====== Records supplied

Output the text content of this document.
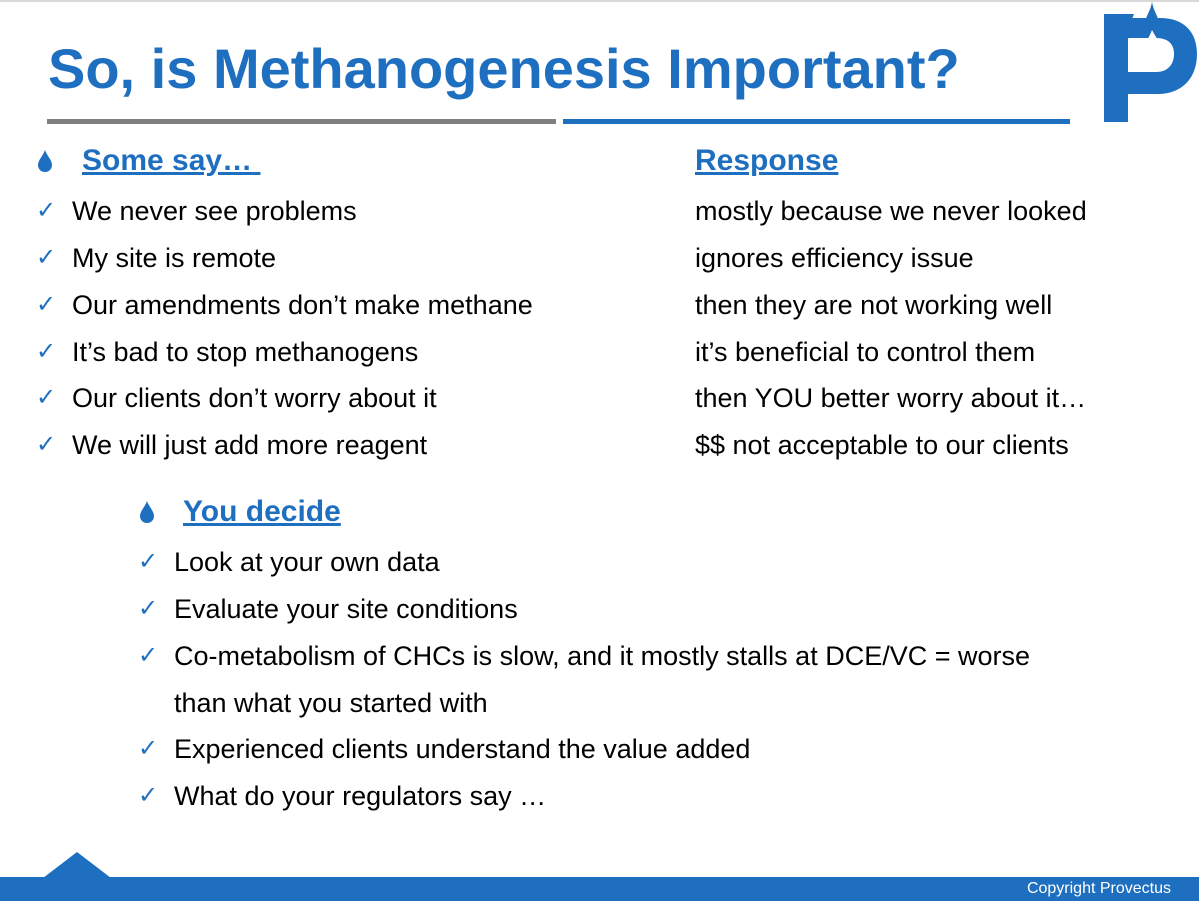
So, is Methanogenesis Important?
Some say…
✓ We never see problems
✓ My site is remote
✓ Our amendments don’t make methane
✓ It’s bad to stop methanogens
✓ Our clients don’t worry about it
✓ We will just add more reagent
Response
mostly because we never looked
ignores efficiency issue
then they are not working well
it’s beneficial to control them
then YOU better worry about it…
$$ not acceptable to our clients
You decide
✓ Look at your own data
✓ Evaluate your site conditions
✓ Co-metabolism of CHCs is slow, and it mostly stalls at DCE/VC = worse
than what you started with
✓ Experienced clients understand the value added
✓ What do your regulators say …
Copyright Provectus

============

The task - Only the lines holding "never" are wanted, so copy each of them from the material.

Answer for the task -
✓ We never see problems
mostly because we never looked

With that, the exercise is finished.